** WHAT IS EXPECTED **
Look through the listing below for the word "durch" and copy every line where it occurs.
Top of SUPPLIED RECORDS
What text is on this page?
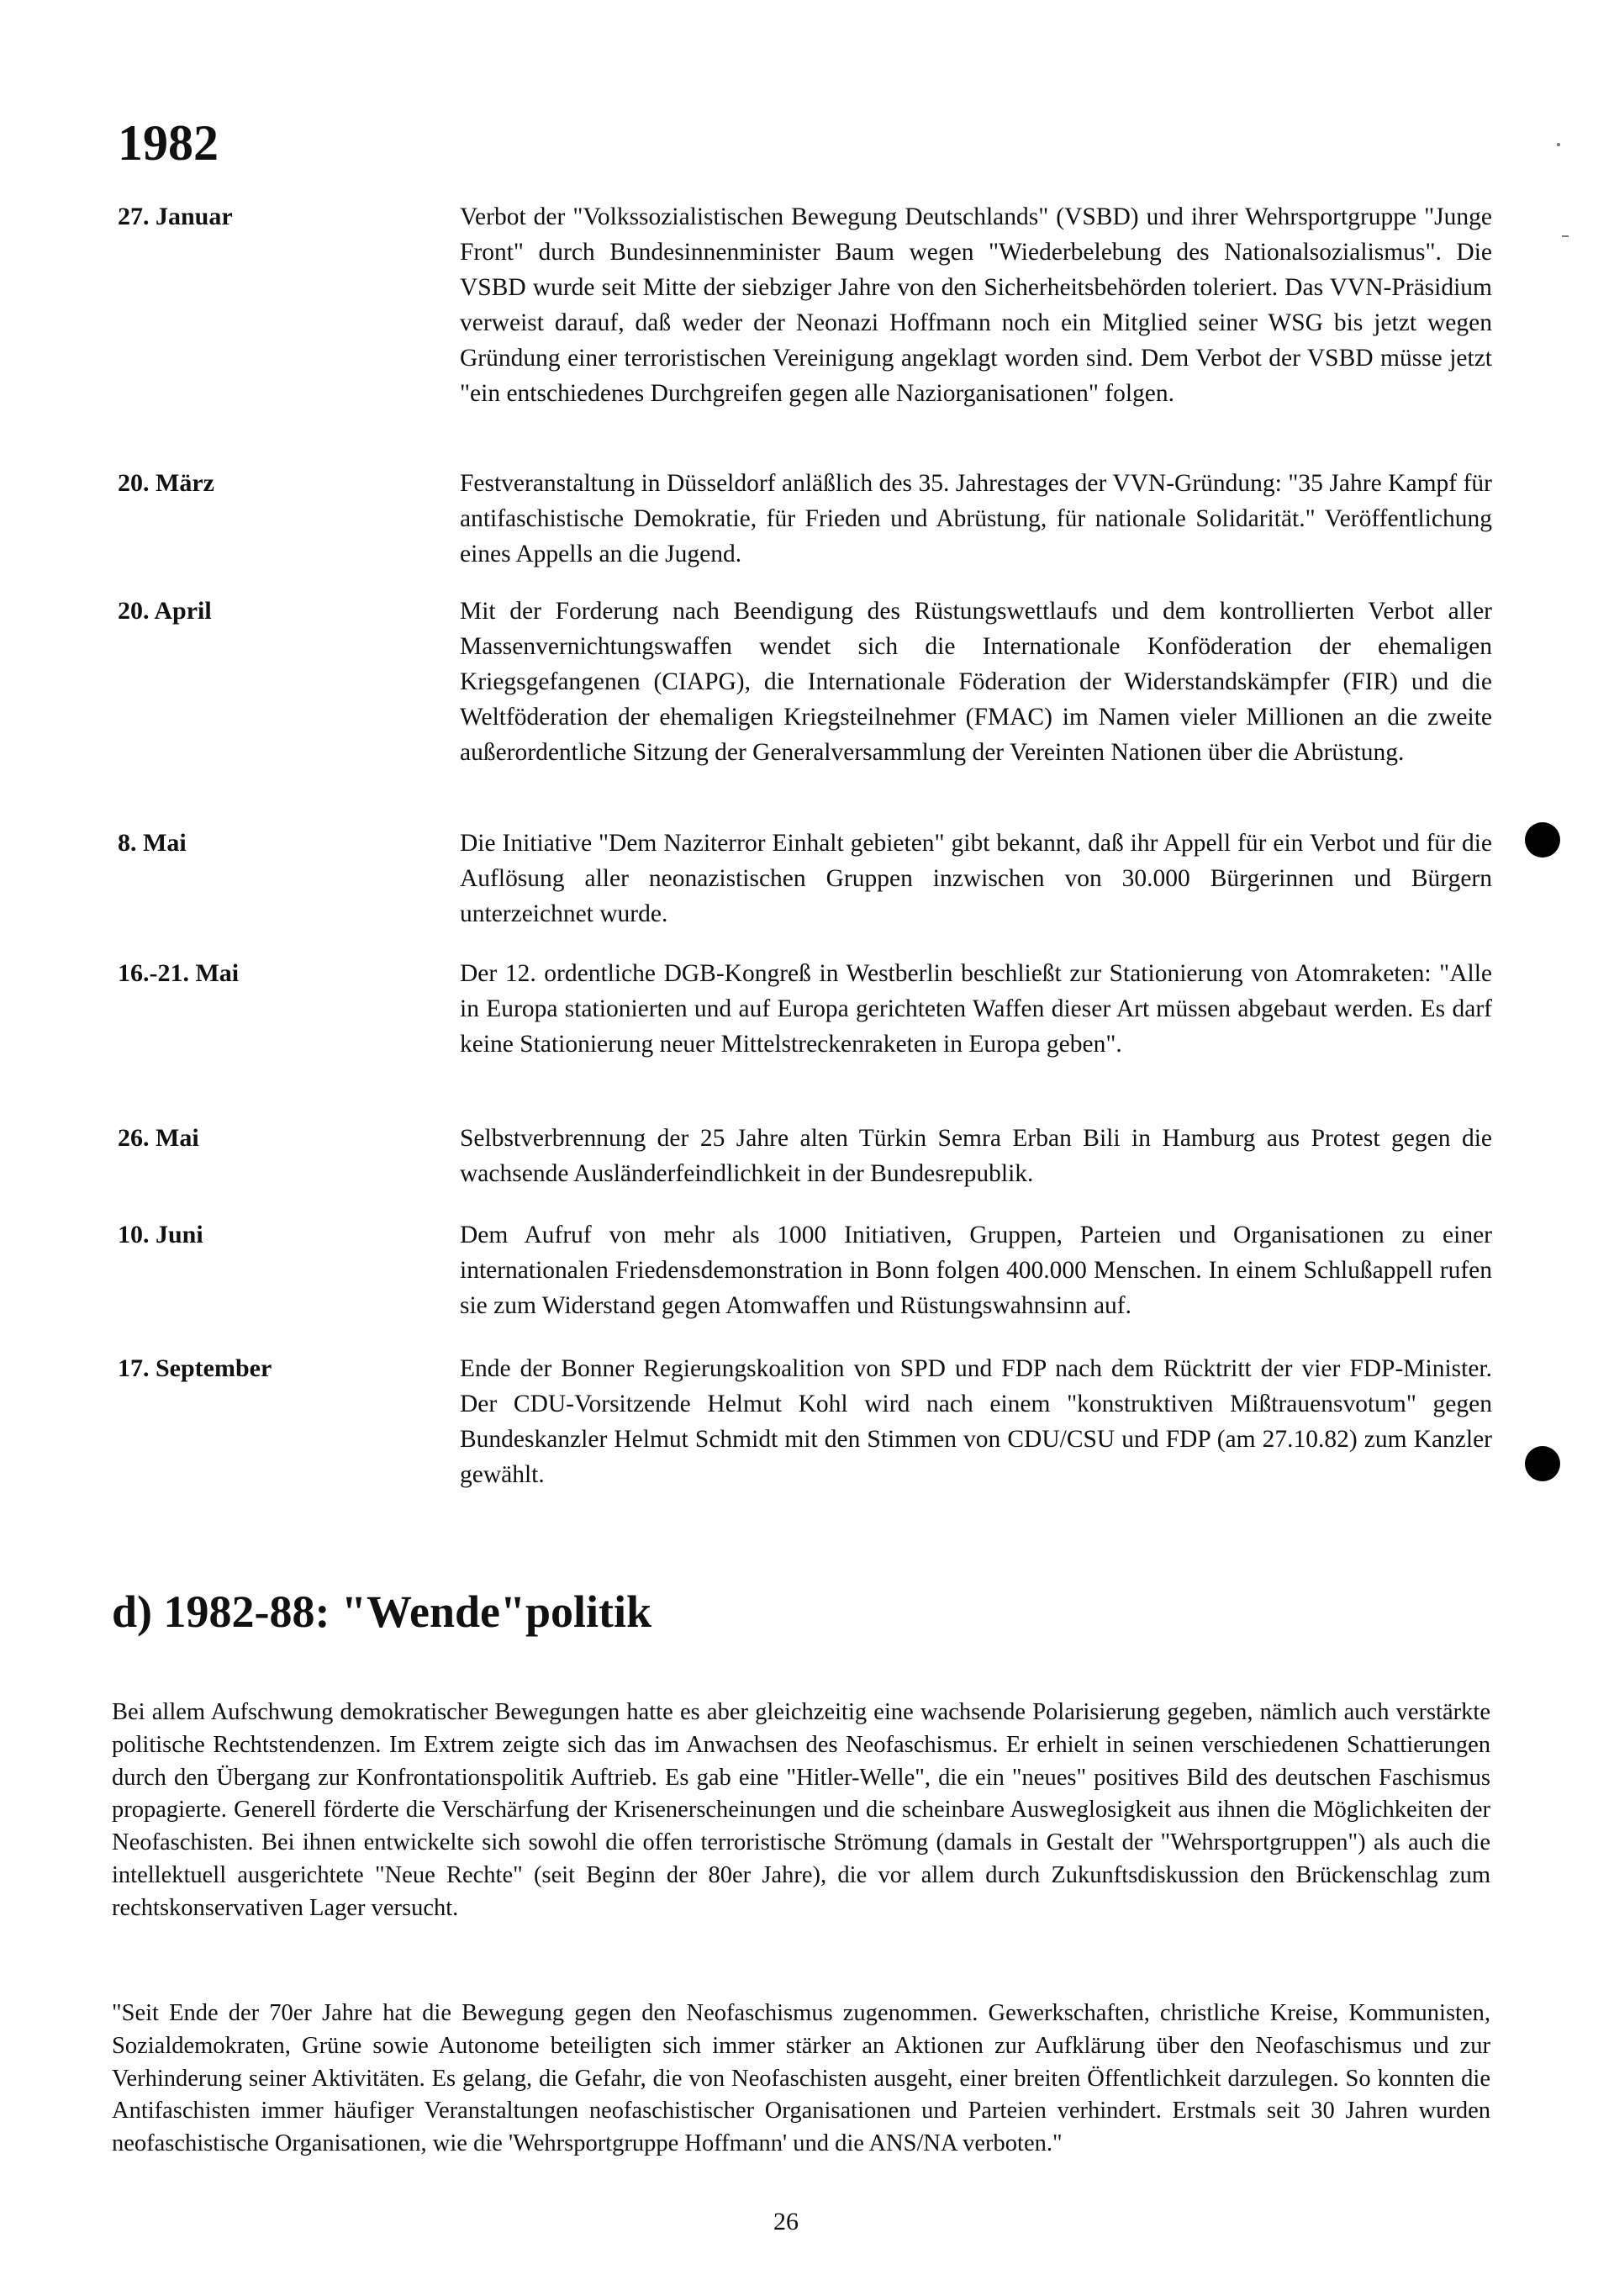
1982
27. Januar	Verbot der "Volkssozialistischen Bewegung Deutschlands" (VSBD) und ihrer Wehrsportgruppe "Junge Front" durch Bundesinnenminister Baum wegen "Wiederbelebung des Nationalsozialismus". Die VSBD wurde seit Mitte der siebziger Jahre von den Sicherheitsbehörden toleriert. Das VVN-Präsidium verweist darauf, daß weder der Neonazi Hoffmann noch ein Mitglied seiner WSG bis jetzt wegen Gründung einer terroristischen Vereinigung angeklagt worden sind. Dem Verbot der VSBD müsse jetzt "ein entschiedenes Durchgreifen gegen alle Naziorganisationen" folgen.
20. März	Festveranstaltung in Düsseldorf anläßlich des 35. Jahrestages der VVN-Gründung: "35 Jahre Kampf für antifaschistische Demokratie, für Frieden und Abrüstung, für nationale Solidarität." Veröffentlichung eines Appells an die Jugend.
20. April	Mit der Forderung nach Beendigung des Rüstungswettlaufs und dem kontrollierten Verbot aller Massenvernichtungswaffen wendet sich die Internationale Konföderation der ehemaligen Kriegsgefangenen (CIAPG), die Internationale Föderation der Widerstandskämpfer (FIR) und die Weltföderation der ehemaligen Kriegsteilnehmer (FMAC) im Namen vieler Millionen an die zweite außerordentliche Sitzung der Generalversammlung der Vereinten Nationen über die Abrüstung.
8. Mai	Die Initiative "Dem Naziterror Einhalt gebieten" gibt bekannt, daß ihr Appell für ein Verbot und für die Auflösung aller neonazistischen Gruppen inzwischen von 30.000 Bürgerinnen und Bürgern unterzeichnet wurde.
16.-21. Mai	Der 12. ordentliche DGB-Kongreß in Westberlin beschließt zur Stationierung von Atomraketen: "Alle in Europa stationierten und auf Europa gerichteten Waffen dieser Art müssen abgebaut werden. Es darf keine Stationierung neuer Mittelstreckenraketen in Europa geben".
26. Mai	Selbstverbrennung der 25 Jahre alten Türkin Semra Erban Bili in Hamburg aus Protest gegen die wachsende Ausländerfeindlichkeit in der Bundesrepublik.
10. Juni	Dem Aufruf von mehr als 1000 Initiativen, Gruppen, Parteien und Organisationen zu einer internationalen Friedensdemonstration in Bonn folgen 400.000 Menschen. In einem Schlußappell rufen sie zum Widerstand gegen Atomwaffen und Rüstungswahnsinn auf.
17. September	Ende der Bonner Regierungskoalition von SPD und FDP nach dem Rücktritt der vier FDP-Minister. Der CDU-Vorsitzende Helmut Kohl wird nach einem "konstruktiven Mißtrauensvotum" gegen Bundeskanzler Helmut Schmidt mit den Stimmen von CDU/CSU und FDP (am 27.10.82) zum Kanzler gewählt.
d) 1982-88: "Wende"politik
Bei allem Aufschwung demokratischer Bewegungen hatte es aber gleichzeitig eine wachsende Polarisierung gegeben, nämlich auch verstärkte politische Rechtstendenzen. Im Extrem zeigte sich das im Anwachsen des Neofaschismus. Er erhielt in seinen verschiedenen Schattierungen durch den Übergang zur Konfrontationspolitik Auftrieb. Es gab eine "Hitler-Welle", die ein "neues" positives Bild des deutschen Faschismus propagierte. Generell förderte die Verschärfung der Krisenerscheinungen und die scheinbare Ausweglosigkeit aus ihnen die Möglichkeiten der Neofaschisten. Bei ihnen entwickelte sich sowohl die offen terroristische Strömung (damals in Gestalt der "Wehrsportgruppen") als auch die intellektuell ausgerichtete "Neue Rechte" (seit Beginn der 80er Jahre), die vor allem durch Zukunftsdiskussion den Brückenschlag zum rechtskonservativen Lager versucht.
"Seit Ende der 70er Jahre hat die Bewegung gegen den Neofaschismus zugenommen. Gewerkschaften, christliche Kreise, Kommunisten, Sozialdemokraten, Grüne sowie Autonome beteiligten sich immer stärker an Aktionen zur Aufklärung über den Neofaschismus und zur Verhinderung seiner Aktivitäten. Es gelang, die Gefahr, die von Neofaschisten ausgeht, einer breiten Öffentlichkeit darzulegen. So konnten die Antifaschisten immer häufiger Veranstaltungen neofaschistischer Organisationen und Parteien verhindert. Erstmals seit 30 Jahren wurden neofaschistische Organisationen, wie die 'Wehrsportgruppe Hoffmann' und die ANS/NA verboten."
26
Bottom of SUPPLIED RECORDS
** TASK SOLUTION **
27. Januar	Verbot der "Volkssozialistischen Bewegung Deutschlands" (VSBD) und ihrer Wehrsportgruppe "Junge Front" durch Bundesinnenminister Baum wegen "Wiederbelebung des Nationalsozialismus". Die VSBD wurde seit Mitte der siebziger Jahre von den Sicherheitsbehörden toleriert. Das VVN-Präsidium verweist darauf, daß weder der Neonazi Hoffmann noch ein Mitglied seiner WSG bis jetzt wegen Gründung einer terroristischen Vereinigung angeklagt worden sind. Dem Verbot der VSBD müsse jetzt "ein entschiedenes Durchgreifen gegen alle Naziorganisationen" folgen.
Bei allem Aufschwung demokratischer Bewegungen hatte es aber gleichzeitig eine wachsende Polarisierung gegeben, nämlich auch verstärkte politische Rechtstendenzen. Im Extrem zeigte sich das im Anwachsen des Neofaschismus. Er erhielt in seinen verschiedenen Schattierungen durch den Übergang zur Konfrontationspolitik Auftrieb. Es gab eine "Hitler-Welle", die ein "neues" positives Bild des deutschen Faschismus propagierte. Generell förderte die Verschärfung der Krisenerscheinungen und die scheinbare Ausweglosigkeit aus ihnen die Möglichkeiten der Neofaschisten. Bei ihnen entwickelte sich sowohl die offen terroristische Strömung (damals in Gestalt der "Wehrsportgruppen") als auch die intellektuell ausgerichtete "Neue Rechte" (seit Beginn der 80er Jahre), die vor allem durch Zukunftsdiskussion den Brückenschlag zum rechtskonservativen Lager versucht.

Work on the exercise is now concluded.